:: THE TASK ::
The entries below contain pictures. Retype everything except those pictures, exactly as given.

Collection entries:
## BEGIN
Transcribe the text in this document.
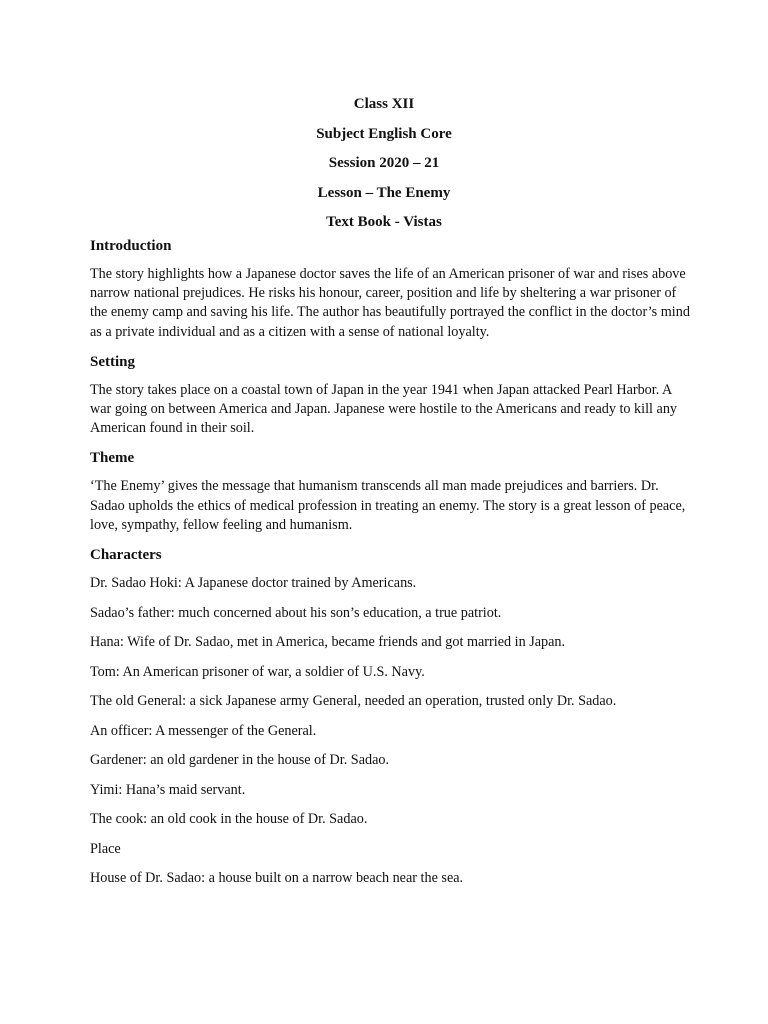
Class XII

Subject English Core

Session 2020 – 21

Lesson – The Enemy

Text Book - Vistas

Introduction

The story highlights how a Japanese doctor saves the life of an American prisoner of war and rises above narrow national prejudices. He risks his honour, career, position and life by sheltering a war prisoner of the enemy camp and saving his life. The author has beautifully portrayed the conflict in the doctor’s mind as a private individual and as a citizen with a sense of national loyalty.

Setting

The story takes place on a coastal town of Japan in the year 1941 when Japan attacked Pearl Harbor. A war going on between America and Japan. Japanese were hostile to the Americans and ready to kill any American found in their soil.

Theme

‘The Enemy’ gives the message that humanism transcends all man made prejudices and barriers. Dr. Sadao upholds the ethics of medical profession in treating an enemy. The story is a great lesson of peace, love, sympathy, fellow feeling and humanism.

Characters

Dr. Sadao Hoki: A Japanese doctor trained by Americans.

Sadao’s father: much concerned about his son’s education, a true patriot.

Hana: Wife of Dr. Sadao, met in America, became friends and got married in Japan.

Tom: An American prisoner of war, a soldier of U.S. Navy.

The old General: a sick Japanese army General, needed an operation, trusted only Dr. Sadao.

An officer: A messenger of the General.

Gardener: an old gardener in the house of Dr. Sadao.

Yimi: Hana’s maid servant.

The cook: an old cook in the house of Dr. Sadao.

Place

House of Dr. Sadao: a house built on a narrow beach near the sea.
## END
:: FULL ANSWER ::
Transcribe the text in this document.
Class XII

Subject English Core

Session 2020 – 21

Lesson – The Enemy

Text Book - Vistas

Introduction

The story highlights how a Japanese doctor saves the life of an American prisoner of war and rises above narrow national prejudices. He risks his honour, career, position and life by sheltering a war prisoner of the enemy camp and saving his life. The author has beautifully portrayed the conflict in the doctor’s mind as a private individual and as a citizen with a sense of national loyalty.

Setting

The story takes place on a coastal town of Japan in the year 1941 when Japan attacked Pearl Harbor. A war going on between America and Japan. Japanese were hostile to the Americans and ready to kill any American found in their soil.

Theme

‘The Enemy’ gives the message that humanism transcends all man made prejudices and barriers. Dr. Sadao upholds the ethics of medical profession in treating an enemy. The story is a great lesson of peace, love, sympathy, fellow feeling and humanism.

Characters

Dr. Sadao Hoki: A Japanese doctor trained by Americans.

Sadao’s father: much concerned about his son’s education, a true patriot.

Hana: Wife of Dr. Sadao, met in America, became friends and got married in Japan.

Tom: An American prisoner of war, a soldier of U.S. Navy.

The old General: a sick Japanese army General, needed an operation, trusted only Dr. Sadao.

An officer: A messenger of the General.

Gardener: an old gardener in the house of Dr. Sadao.

Yimi: Hana’s maid servant.

The cook: an old cook in the house of Dr. Sadao.

Place

House of Dr. Sadao: a house built on a narrow beach near the sea.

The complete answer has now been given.